[STATED TASK] Exactly reproduce the lines from the one containing "Extract the structured" through the last line of the data, both ends included, leaving out pictures.

[Records]
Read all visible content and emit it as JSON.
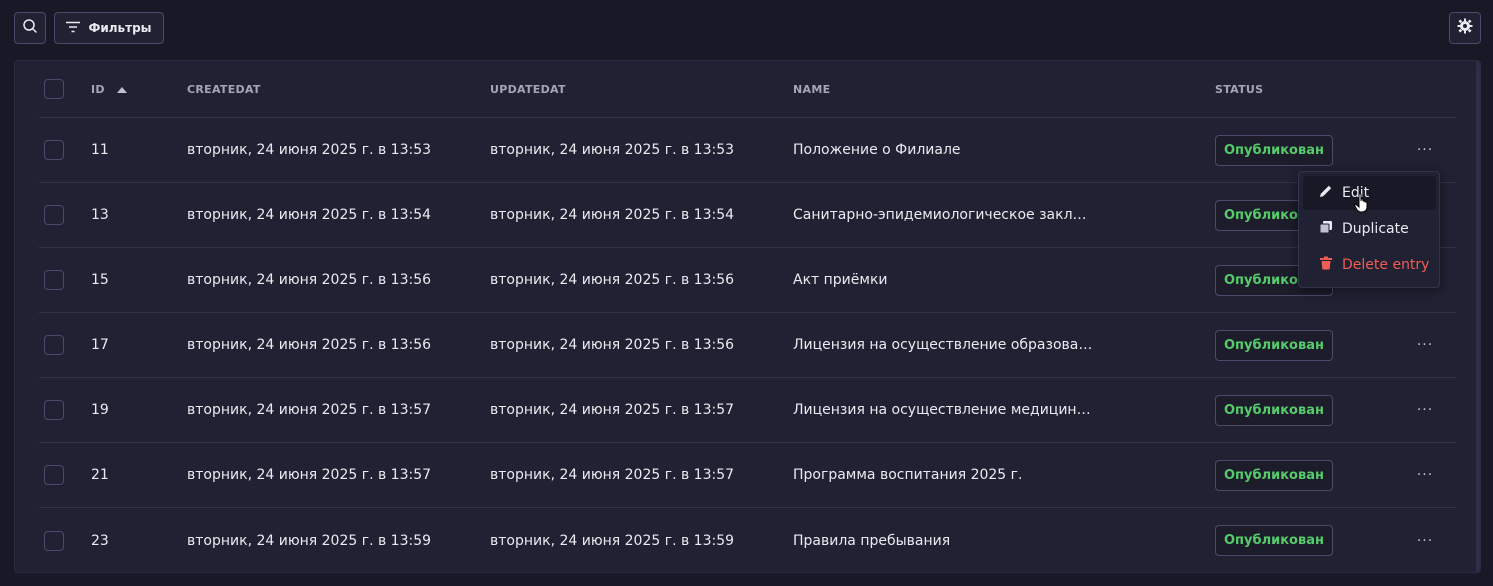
{
  "toolbar": {
    "search_icon": "search-icon",
    "filters_label": "Фильтры",
    "settings_icon": "gear-icon"
  },
  "table": {
    "headers": {
      "id": "ID",
      "createdAt": "CREATEDAT",
      "updatedAt": "UPDATEDAT",
      "name": "NAME",
      "status": "STATUS"
    },
    "sort_indicator": "caret-up-icon",
    "rows": [
      {
        "id": "11",
        "createdAt": "вторник, 24 июня 2025 г. в 13:53",
        "updatedAt": "вторник, 24 июня 2025 г. в 13:53",
        "name": "Положение о Филиале",
        "status": "Опубликован"
      },
      {
        "id": "13",
        "createdAt": "вторник, 24 июня 2025 г. в 13:54",
        "updatedAt": "вторник, 24 июня 2025 г. в 13:54",
        "name": "Санитарно-эпидемиологическое заключен…",
        "status": "Опубликован"
      },
      {
        "id": "15",
        "createdAt": "вторник, 24 июня 2025 г. в 13:56",
        "updatedAt": "вторник, 24 июня 2025 г. в 13:56",
        "name": "Акт приёмки",
        "status": "Опубликован"
      },
      {
        "id": "17",
        "createdAt": "вторник, 24 июня 2025 г. в 13:56",
        "updatedAt": "вторник, 24 июня 2025 г. в 13:56",
        "name": "Лицензия на осуществление образовательн…",
        "status": "Опубликован"
      },
      {
        "id": "19",
        "createdAt": "вторник, 24 июня 2025 г. в 13:57",
        "updatedAt": "вторник, 24 июня 2025 г. в 13:57",
        "name": "Лицензия на осуществление медицинской д…",
        "status": "Опубликован"
      },
      {
        "id": "21",
        "createdAt": "вторник, 24 июня 2025 г. в 13:57",
        "updatedAt": "вторник, 24 июня 2025 г. в 13:57",
        "name": "Программа воспитания 2025 г.",
        "status": "Опубликован"
      },
      {
        "id": "23",
        "createdAt": "вторник, 24 июня 2025 г. в 13:59",
        "updatedAt": "вторник, 24 июня 2025 г. в 13:59",
        "name": "Правила пребывания",
        "status": "Опубликован"
      }
    ],
    "more_label": "···"
  },
  "context_menu": {
    "items": [
      {
        "label": "Edit",
        "icon": "pencil-icon"
      },
      {
        "label": "Duplicate",
        "icon": "duplicate-icon"
      },
      {
        "label": "Delete entry",
        "icon": "trash-icon"
      }
    ]
  },
  "colors": {
    "background": "#181826",
    "card": "#212134",
    "status_published": "#55cb6a",
    "danger": "#ee5e52"
  }
}
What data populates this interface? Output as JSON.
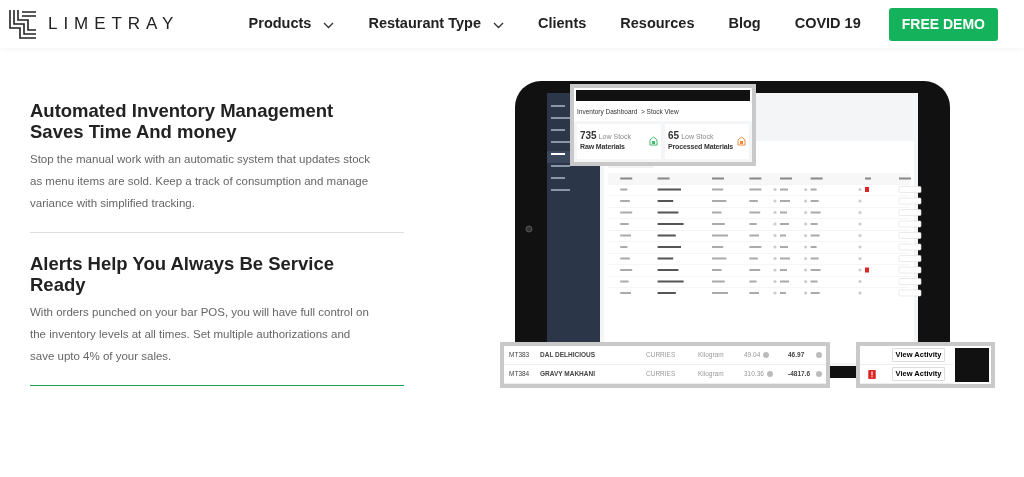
{
  "nav": {
    "logo": "LIMETRAY",
    "items": [
      {
        "label": "Products",
        "has_menu": true
      },
      {
        "label": "Restaurant Type",
        "has_menu": true
      },
      {
        "label": "Clients",
        "has_menu": false
      },
      {
        "label": "Resources",
        "has_menu": false
      },
      {
        "label": "Blog",
        "has_menu": false
      },
      {
        "label": "COVID 19",
        "has_menu": false
      }
    ],
    "cta": "FREE DEMO"
  },
  "features": [
    {
      "title": "Automated Inventory Management Saves Time And money",
      "body": "Stop the manual work with an automatic system that updates stock as menu items are sold. Keep a track of consumption and manage variance with simplified tracking.",
      "selected": false
    },
    {
      "title": "Alerts Help You Always Be Service Ready",
      "body": "With orders punched on your bar POS, you will have full control on the inventory levels at all times. Set multiple authorizations and save upto 4% of your sales.",
      "selected": true
    }
  ],
  "mockup": {
    "popup": {
      "breadcrumb": "Inventory Dashboard  > Stock View",
      "stats": [
        {
          "value": "735",
          "caption": "Low Stock",
          "label": "Raw Materials",
          "color": "#3dbb6b"
        },
        {
          "value": "65",
          "caption": "Low Stock",
          "label": "Processed Materials",
          "color": "#f08a3c"
        }
      ]
    },
    "zoom_rows": [
      {
        "id": "MT383",
        "name": "DAL DELHICIOUS",
        "category": "CURRIES",
        "unit": "Kilogram",
        "cost": "49.04",
        "available": "46.97",
        "alert": false,
        "action": "View Activity"
      },
      {
        "id": "MT384",
        "name": "GRAVY MAKHANI",
        "category": "CURRIES",
        "unit": "Kilogram",
        "cost": "310.36",
        "available": "-4817.6",
        "alert": true,
        "action": "View Activity"
      }
    ]
  }
}
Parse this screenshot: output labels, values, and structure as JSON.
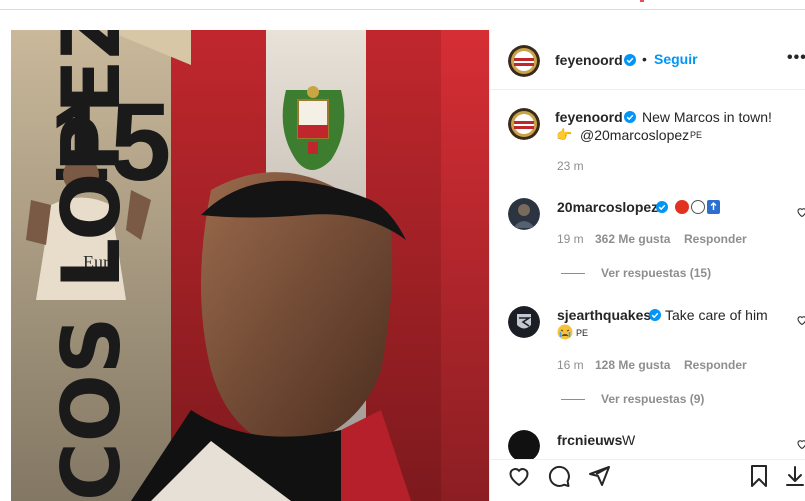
{
  "post": {
    "author": "feyenoord",
    "follow_label": "Seguir",
    "separator": "•",
    "more_label": "•••",
    "poster": {
      "number": "15",
      "name": "LOPEZ",
      "name_partial": "COS",
      "shirt_text": "Euro"
    }
  },
  "caption": {
    "username": "feyenoord",
    "text": "New Marcos in town!",
    "line2_mention": "@20marcoslopez",
    "line2_tag": "PE",
    "time": "23 m"
  },
  "comments": [
    {
      "username": "20marcoslopez",
      "time": "19 m",
      "likes": "362 Me gusta",
      "reply": "Responder",
      "view_replies": "Ver respuestas (15)"
    },
    {
      "username": "sjearthquakes",
      "text": "Take care of him",
      "line2_tag": "PE",
      "time": "16 m",
      "likes": "128 Me gusta",
      "reply": "Responder",
      "view_replies": "Ver respuestas (9)"
    },
    {
      "username": "frcnieuws",
      "text": "W"
    }
  ],
  "icons": [
    "verified-badge-icon",
    "heart-icon",
    "comment-icon",
    "share-icon",
    "bookmark-icon",
    "download-icon"
  ],
  "colors": {
    "accent": "#0095f6",
    "verified": "#0095f6",
    "flag_red": "#c0272d",
    "muted": "#8e8e8e"
  }
}
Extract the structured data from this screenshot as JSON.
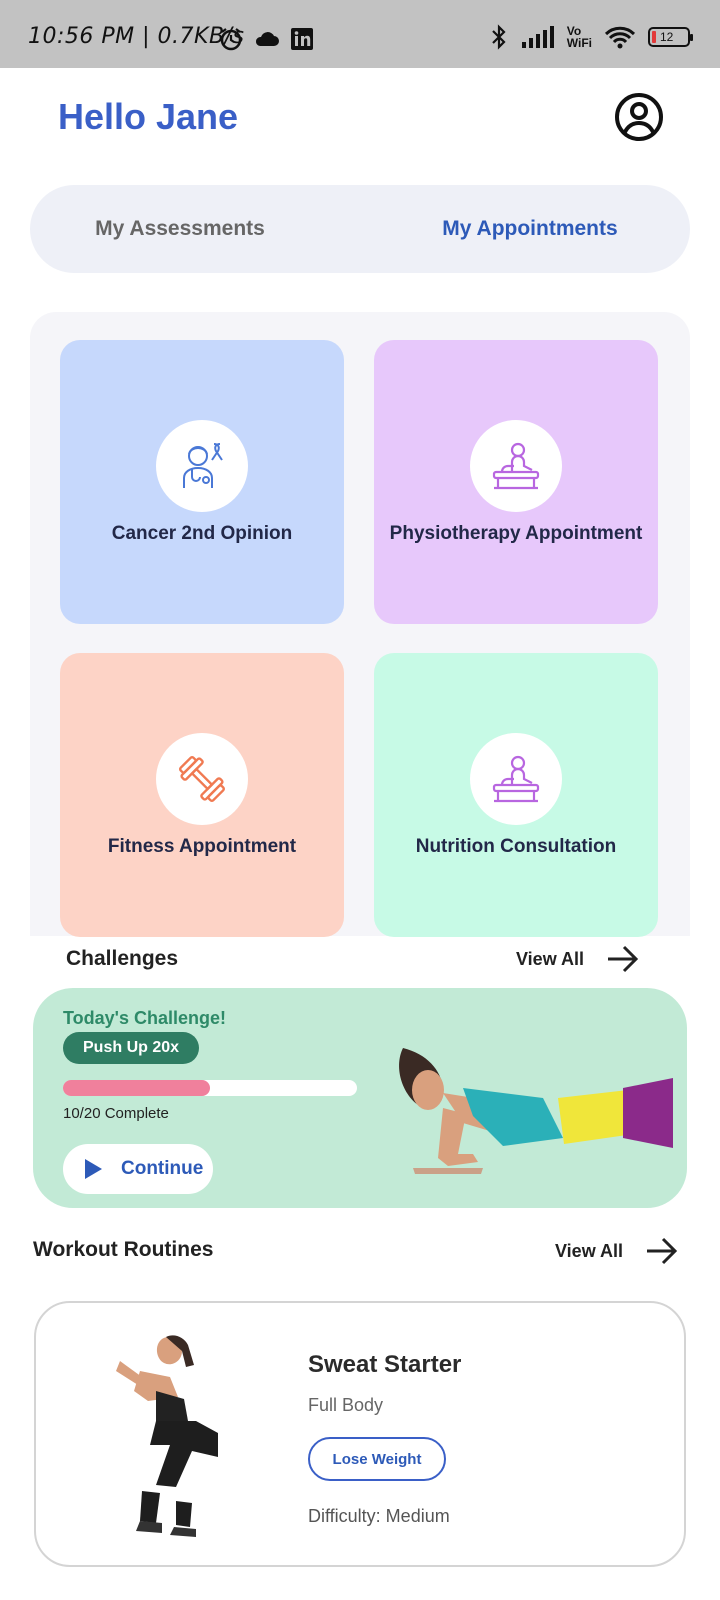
{
  "status_bar": {
    "time": "10:56 PM | 0.7KB/s",
    "battery": "12",
    "vowifi_top": "Vo",
    "vowifi_bottom": "WiFi"
  },
  "header": {
    "greeting": "Hello Jane",
    "avatar_icon": "account-circle-icon"
  },
  "tabs": {
    "items": [
      {
        "label": "My Assessments",
        "selected": false
      },
      {
        "label": "My Appointments",
        "selected": true
      }
    ]
  },
  "appointments": {
    "cards": [
      {
        "label": "Cancer 2nd Opinion",
        "icon": "doctor-ribbon-icon",
        "color": "#c6d8fc"
      },
      {
        "label": "Physiotherapy Appointment",
        "icon": "massage-table-icon",
        "color": "#e7c8fb"
      },
      {
        "label": "Fitness Appointment",
        "icon": "dumbbell-icon",
        "color": "#fdd3c6"
      },
      {
        "label": "Nutrition Consultation",
        "icon": "massage-table-icon",
        "color": "#c7fae6"
      }
    ]
  },
  "challenges": {
    "title": "Challenges",
    "view_all": "View All",
    "card": {
      "heading": "Today's Challenge!",
      "name": "Push Up 20x",
      "progress_done": 10,
      "progress_total": 20,
      "progress_text": "10/20 Complete",
      "button_label": "Continue"
    }
  },
  "workouts": {
    "title": "Workout Routines",
    "view_all": "View All",
    "items": [
      {
        "name": "Sweat Starter",
        "target": "Full Body",
        "tag": "Lose Weight",
        "difficulty": "Difficulty: Medium"
      }
    ]
  },
  "colors": {
    "accent": "#3a5fc7",
    "challenge_bg": "#c2ead6",
    "progress_fill": "#f0809c"
  }
}
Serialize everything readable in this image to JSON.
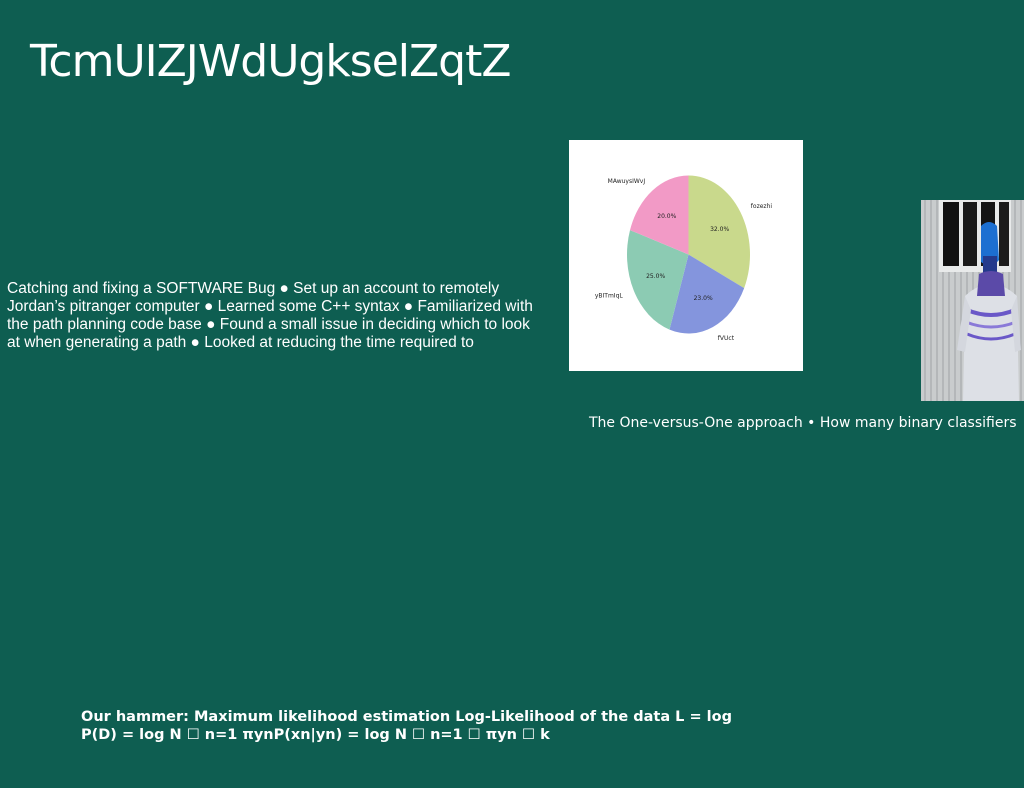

[EXERCISE RESPONSE]
Extract the structured data from this screenshot as JSON.
{
  "status_bar": {
    "time": "10:56 PM | 0.7KB/s",
    "battery": "12",
    "vowifi_top": "Vo",
    "vowifi_bottom": "WiFi"
  },
  "header": {
    "greeting": "Hello Jane",
    "avatar_icon": "account-circle-icon"
  },
  "tabs": {
    "items": [
      {
        "label": "My Assessments",
        "selected": false
      },
      {
        "label": "My Appointments",
        "selected": true
      }
    ]
  },
  "appointments": {
    "cards": [
      {
        "label": "Cancer 2nd Opinion",
        "icon": "doctor-ribbon-icon",
        "color": "#c6d8fc"
      },
      {
        "label": "Physiotherapy Appointment",
        "icon": "massage-table-icon",
        "color": "#e7c8fb"
      },
      {
        "label": "Fitness Appointment",
        "icon": "dumbbell-icon",
        "color": "#fdd3c6"
      },
      {
        "label": "Nutrition Consultation",
        "icon": "massage-table-icon",
        "color": "#c7fae6"
      }
    ]
  },
  "challenges": {
    "title": "Challenges",
    "view_all": "View All",
    "card": {
      "heading": "Today's Challenge!",
      "name": "Push Up 20x",
      "progress_done": 10,
      "progress_total": 20,
      "progress_text": "10/20 Complete",
      "button_label": "Continue"
    }
  },
  "workouts": {
    "title": "Workout Routines",
    "view_all": "View All",
    "items": [
      {
        "name": "Sweat Starter",
        "target": "Full Body",
        "tag": "Lose Weight",
        "difficulty": "Difficulty: Medium"
      }
    ]
  },
  "colors": {
    "accent": "#3a5fc7",
    "challenge_bg": "#c2ead6",
    "progress_fill": "#f0809c"
  }
}
Serialize everything readable in this image to JSON.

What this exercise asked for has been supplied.